**Requirement:**
Output the data exactly, with every line intact.

**Exercise input:**
_ _ _

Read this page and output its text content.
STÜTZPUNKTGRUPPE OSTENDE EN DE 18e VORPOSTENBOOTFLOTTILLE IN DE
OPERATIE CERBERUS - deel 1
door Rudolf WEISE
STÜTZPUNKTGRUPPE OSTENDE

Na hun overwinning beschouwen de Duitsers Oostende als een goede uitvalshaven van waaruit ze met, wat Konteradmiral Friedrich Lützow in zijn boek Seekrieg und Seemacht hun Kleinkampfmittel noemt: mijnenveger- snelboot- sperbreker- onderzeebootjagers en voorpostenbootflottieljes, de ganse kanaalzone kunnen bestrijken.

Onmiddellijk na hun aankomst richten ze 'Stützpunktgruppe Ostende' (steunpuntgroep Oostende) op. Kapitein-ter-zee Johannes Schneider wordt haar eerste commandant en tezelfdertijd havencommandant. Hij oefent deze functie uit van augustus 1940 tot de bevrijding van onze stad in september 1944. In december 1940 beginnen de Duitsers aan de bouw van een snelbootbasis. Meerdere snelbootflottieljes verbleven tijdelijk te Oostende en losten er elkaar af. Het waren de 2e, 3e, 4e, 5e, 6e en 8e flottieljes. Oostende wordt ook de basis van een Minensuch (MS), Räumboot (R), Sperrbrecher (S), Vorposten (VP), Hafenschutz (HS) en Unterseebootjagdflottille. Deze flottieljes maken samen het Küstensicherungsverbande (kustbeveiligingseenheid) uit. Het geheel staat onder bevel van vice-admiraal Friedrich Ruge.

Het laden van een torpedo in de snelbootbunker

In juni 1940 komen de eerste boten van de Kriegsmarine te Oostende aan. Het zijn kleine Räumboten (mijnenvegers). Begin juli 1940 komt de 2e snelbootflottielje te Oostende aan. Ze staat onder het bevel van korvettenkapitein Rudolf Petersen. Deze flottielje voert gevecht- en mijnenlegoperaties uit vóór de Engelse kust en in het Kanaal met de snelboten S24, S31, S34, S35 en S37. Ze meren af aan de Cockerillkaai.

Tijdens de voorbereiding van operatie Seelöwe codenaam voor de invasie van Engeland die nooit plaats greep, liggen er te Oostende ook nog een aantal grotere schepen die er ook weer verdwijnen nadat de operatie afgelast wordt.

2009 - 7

_ _ _

**Completed exercise:**
Read this page and output its text content.
STÜTZPUNKTGRUPPE OSTENDE EN DE 18e VORPOSTENBOOTFLOTTILLE IN DE
OPERATIE CERBERUS - deel 1
door Rudolf WEISE
STÜTZPUNKTGRUPPE OSTENDE

Na hun overwinning beschouwen de Duitsers Oostende als een goede uitvalshaven van waaruit ze met, wat Konteradmiral Friedrich Lützow in zijn boek Seekrieg und Seemacht hun Kleinkampfmittel noemt: mijnenveger- snelboot- sperbreker- onderzeebootjagers en voorpostenbootflottieljes, de ganse kanaalzone kunnen bestrijken.

Onmiddellijk na hun aankomst richten ze 'Stützpunktgruppe Ostende' (steunpuntgroep Oostende) op. Kapitein-ter-zee Johannes Schneider wordt haar eerste commandant en tezelfdertijd havencommandant. Hij oefent deze functie uit van augustus 1940 tot de bevrijding van onze stad in september 1944. In december 1940 beginnen de Duitsers aan de bouw van een snelbootbasis. Meerdere snelbootflottieljes verbleven tijdelijk te Oostende en losten er elkaar af. Het waren de 2e, 3e, 4e, 5e, 6e en 8e flottieljes. Oostende wordt ook de basis van een Minensuch (MS), Räumboot (R), Sperrbrecher (S), Vorposten (VP), Hafenschutz (HS) en Unterseebootjagdflottille. Deze flottieljes maken samen het Küstensicherungsverbande (kustbeveiligingseenheid) uit. Het geheel staat onder bevel van vice-admiraal Friedrich Ruge.

Het laden van een torpedo in de snelbootbunker

In juni 1940 komen de eerste boten van de Kriegsmarine te Oostende aan. Het zijn kleine Räumboten (mijnenvegers). Begin juli 1940 komt de 2e snelbootflottielje te Oostende aan. Ze staat onder het bevel van korvettenkapitein Rudolf Petersen. Deze flottielje voert gevecht- en mijnenlegoperaties uit vóór de Engelse kust en in het Kanaal met de snelboten S24, S31, S34, S35 en S37. Ze meren af aan de Cockerillkaai.

Tijdens de voorbereiding van operatie Seelöwe codenaam voor de invasie van Engeland die nooit plaats greep, liggen er te Oostende ook nog een aantal grotere schepen die er ook weer verdwijnen nadat de operatie afgelast wordt.

2009 - 7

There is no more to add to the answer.